Goal of the exercise
The answer should be a single number: how many lines of the entries below hold the word "name".

'''

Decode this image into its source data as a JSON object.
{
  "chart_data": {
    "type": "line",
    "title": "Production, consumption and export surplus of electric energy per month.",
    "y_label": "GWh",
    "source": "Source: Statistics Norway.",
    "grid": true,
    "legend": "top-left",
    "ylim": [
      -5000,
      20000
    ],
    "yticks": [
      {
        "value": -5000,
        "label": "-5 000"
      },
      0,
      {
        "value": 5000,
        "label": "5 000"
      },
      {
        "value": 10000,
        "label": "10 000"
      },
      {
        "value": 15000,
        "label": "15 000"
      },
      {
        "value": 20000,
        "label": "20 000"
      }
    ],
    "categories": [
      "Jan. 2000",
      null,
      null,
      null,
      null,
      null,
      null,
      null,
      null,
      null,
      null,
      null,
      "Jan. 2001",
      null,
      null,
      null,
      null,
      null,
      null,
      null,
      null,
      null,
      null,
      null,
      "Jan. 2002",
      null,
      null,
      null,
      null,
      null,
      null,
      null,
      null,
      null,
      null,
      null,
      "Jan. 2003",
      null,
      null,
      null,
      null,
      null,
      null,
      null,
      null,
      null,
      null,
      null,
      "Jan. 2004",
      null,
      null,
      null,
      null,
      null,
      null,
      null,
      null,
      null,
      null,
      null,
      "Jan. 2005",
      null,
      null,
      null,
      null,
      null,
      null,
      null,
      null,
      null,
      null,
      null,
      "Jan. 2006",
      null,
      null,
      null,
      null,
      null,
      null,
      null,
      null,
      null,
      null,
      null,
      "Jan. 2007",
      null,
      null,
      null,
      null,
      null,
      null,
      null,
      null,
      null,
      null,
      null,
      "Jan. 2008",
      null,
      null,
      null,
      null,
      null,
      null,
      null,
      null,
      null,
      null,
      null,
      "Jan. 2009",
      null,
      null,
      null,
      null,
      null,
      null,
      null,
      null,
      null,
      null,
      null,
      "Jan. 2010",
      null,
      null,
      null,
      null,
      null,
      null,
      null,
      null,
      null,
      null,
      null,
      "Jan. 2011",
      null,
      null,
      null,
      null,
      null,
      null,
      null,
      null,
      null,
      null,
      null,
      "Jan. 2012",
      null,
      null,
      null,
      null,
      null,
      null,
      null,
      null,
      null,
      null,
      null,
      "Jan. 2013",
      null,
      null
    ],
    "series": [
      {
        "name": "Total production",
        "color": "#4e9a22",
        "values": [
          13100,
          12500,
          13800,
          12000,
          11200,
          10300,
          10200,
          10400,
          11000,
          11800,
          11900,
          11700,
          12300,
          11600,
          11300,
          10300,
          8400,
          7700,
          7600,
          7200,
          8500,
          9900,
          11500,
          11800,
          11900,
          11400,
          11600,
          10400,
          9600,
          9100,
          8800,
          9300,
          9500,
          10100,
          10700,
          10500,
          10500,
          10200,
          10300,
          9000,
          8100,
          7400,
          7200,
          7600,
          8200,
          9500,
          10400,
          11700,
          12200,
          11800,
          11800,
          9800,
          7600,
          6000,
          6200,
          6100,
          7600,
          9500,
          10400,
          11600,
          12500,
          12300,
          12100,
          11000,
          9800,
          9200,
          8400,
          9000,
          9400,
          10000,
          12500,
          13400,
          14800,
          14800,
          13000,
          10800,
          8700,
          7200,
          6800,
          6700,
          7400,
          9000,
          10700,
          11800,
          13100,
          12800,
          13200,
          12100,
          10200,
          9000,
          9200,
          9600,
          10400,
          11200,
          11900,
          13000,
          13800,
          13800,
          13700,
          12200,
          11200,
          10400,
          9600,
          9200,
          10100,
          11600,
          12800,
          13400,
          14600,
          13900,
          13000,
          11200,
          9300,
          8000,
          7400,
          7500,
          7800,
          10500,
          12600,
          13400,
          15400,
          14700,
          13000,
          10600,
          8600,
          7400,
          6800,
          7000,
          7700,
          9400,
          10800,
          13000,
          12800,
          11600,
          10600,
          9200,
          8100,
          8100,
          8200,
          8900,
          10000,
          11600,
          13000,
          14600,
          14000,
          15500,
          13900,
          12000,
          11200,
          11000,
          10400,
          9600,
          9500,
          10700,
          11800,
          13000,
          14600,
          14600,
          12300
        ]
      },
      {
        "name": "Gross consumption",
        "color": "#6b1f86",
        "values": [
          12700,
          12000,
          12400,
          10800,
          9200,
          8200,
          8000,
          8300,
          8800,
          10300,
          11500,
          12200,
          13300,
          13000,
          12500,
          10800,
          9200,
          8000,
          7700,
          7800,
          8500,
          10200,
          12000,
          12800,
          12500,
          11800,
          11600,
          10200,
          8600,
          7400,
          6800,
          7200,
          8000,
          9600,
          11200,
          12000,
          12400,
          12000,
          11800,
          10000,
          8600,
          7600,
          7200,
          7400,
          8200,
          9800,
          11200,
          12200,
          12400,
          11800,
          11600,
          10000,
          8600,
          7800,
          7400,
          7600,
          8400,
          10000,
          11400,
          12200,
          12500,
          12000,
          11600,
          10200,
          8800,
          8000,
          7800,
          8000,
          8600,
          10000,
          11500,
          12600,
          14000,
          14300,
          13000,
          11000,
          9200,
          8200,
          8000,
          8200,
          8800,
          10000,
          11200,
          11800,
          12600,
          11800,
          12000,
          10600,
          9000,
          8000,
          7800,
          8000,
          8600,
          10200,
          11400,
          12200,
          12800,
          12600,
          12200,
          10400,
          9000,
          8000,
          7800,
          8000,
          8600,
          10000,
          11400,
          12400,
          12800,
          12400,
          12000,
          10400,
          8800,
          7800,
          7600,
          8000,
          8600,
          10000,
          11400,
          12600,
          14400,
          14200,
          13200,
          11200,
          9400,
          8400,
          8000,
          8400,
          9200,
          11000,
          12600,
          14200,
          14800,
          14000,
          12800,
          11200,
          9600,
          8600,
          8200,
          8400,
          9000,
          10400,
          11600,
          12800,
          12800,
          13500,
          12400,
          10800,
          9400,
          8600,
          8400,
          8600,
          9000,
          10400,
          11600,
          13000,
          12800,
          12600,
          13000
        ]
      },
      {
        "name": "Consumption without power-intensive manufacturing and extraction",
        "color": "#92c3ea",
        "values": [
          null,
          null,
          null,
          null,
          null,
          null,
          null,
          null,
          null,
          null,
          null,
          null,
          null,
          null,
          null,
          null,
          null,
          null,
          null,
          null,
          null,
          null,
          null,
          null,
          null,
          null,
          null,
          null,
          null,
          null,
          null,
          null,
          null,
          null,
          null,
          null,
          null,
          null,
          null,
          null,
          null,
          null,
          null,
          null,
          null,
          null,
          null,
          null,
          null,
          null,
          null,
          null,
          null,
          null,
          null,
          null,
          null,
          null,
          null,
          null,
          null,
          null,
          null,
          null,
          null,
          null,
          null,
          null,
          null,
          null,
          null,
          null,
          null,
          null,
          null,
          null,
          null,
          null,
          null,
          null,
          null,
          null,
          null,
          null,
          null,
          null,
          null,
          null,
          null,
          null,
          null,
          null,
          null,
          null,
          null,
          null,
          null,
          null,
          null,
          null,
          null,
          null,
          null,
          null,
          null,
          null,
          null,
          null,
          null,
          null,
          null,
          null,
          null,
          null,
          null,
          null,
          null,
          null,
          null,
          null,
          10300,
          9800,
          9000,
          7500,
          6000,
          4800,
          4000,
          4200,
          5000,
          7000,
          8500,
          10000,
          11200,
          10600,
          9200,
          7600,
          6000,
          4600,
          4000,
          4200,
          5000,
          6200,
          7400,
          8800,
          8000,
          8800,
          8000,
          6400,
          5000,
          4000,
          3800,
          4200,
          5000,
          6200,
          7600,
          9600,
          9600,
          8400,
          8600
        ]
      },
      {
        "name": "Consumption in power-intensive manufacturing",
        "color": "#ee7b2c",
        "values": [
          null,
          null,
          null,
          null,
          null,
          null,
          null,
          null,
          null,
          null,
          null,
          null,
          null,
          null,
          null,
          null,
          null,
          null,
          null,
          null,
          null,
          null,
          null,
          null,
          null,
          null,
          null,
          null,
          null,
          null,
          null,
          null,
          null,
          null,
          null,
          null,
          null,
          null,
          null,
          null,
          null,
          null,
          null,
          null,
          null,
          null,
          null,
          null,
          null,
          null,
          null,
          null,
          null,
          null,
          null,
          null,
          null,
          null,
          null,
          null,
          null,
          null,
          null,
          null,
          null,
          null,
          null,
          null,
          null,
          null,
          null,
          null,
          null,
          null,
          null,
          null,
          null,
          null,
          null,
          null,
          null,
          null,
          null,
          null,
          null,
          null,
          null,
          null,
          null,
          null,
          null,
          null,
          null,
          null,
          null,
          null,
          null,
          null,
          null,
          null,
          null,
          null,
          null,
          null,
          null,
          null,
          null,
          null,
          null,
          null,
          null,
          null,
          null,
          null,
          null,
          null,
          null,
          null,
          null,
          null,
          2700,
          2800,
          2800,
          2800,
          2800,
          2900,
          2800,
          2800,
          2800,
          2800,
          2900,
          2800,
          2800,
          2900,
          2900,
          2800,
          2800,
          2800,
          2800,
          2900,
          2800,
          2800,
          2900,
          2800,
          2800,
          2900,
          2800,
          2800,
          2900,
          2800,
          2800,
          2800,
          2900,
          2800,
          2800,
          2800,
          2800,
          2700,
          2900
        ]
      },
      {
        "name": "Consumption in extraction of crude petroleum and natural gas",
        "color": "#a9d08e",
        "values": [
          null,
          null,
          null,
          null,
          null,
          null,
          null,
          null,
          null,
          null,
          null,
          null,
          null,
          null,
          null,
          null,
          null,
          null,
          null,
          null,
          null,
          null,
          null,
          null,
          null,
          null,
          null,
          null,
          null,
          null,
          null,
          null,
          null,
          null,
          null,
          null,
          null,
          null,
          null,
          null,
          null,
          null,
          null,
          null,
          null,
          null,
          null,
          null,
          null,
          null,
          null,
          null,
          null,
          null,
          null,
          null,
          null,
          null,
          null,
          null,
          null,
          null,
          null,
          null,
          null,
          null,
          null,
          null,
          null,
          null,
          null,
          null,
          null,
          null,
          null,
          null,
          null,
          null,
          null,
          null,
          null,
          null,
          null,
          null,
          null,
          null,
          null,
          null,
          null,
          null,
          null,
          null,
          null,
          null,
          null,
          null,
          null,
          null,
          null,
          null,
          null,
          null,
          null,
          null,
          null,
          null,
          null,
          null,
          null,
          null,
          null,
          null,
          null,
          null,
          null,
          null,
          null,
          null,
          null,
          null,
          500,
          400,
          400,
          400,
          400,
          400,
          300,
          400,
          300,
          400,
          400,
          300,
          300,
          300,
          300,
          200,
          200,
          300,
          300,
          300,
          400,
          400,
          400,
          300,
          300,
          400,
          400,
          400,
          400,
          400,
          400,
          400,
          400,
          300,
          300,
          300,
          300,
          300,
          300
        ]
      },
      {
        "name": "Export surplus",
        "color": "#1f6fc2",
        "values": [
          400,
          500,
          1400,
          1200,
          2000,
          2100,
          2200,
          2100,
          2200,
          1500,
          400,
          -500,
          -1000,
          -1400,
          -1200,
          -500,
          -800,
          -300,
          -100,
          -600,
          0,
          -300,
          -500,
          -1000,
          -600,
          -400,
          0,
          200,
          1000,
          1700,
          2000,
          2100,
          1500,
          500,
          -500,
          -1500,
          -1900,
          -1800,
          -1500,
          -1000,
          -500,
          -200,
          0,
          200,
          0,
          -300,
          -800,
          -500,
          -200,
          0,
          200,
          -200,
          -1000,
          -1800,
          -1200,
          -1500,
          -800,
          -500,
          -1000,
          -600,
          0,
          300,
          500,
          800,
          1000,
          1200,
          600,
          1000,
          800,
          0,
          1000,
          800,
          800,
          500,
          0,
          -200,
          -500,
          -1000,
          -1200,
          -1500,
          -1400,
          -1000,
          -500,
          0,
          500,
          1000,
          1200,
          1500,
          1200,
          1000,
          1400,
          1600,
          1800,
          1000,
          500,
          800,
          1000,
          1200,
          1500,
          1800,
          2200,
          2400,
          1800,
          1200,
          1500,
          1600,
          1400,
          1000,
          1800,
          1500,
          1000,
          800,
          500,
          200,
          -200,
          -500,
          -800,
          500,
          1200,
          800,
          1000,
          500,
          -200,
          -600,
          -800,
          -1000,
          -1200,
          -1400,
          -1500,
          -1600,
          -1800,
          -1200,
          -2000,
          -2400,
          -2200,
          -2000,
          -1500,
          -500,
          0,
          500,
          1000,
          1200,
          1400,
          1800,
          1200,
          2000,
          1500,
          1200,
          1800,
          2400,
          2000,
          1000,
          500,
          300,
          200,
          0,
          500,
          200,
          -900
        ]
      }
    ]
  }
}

'''

Answer to the exercise
6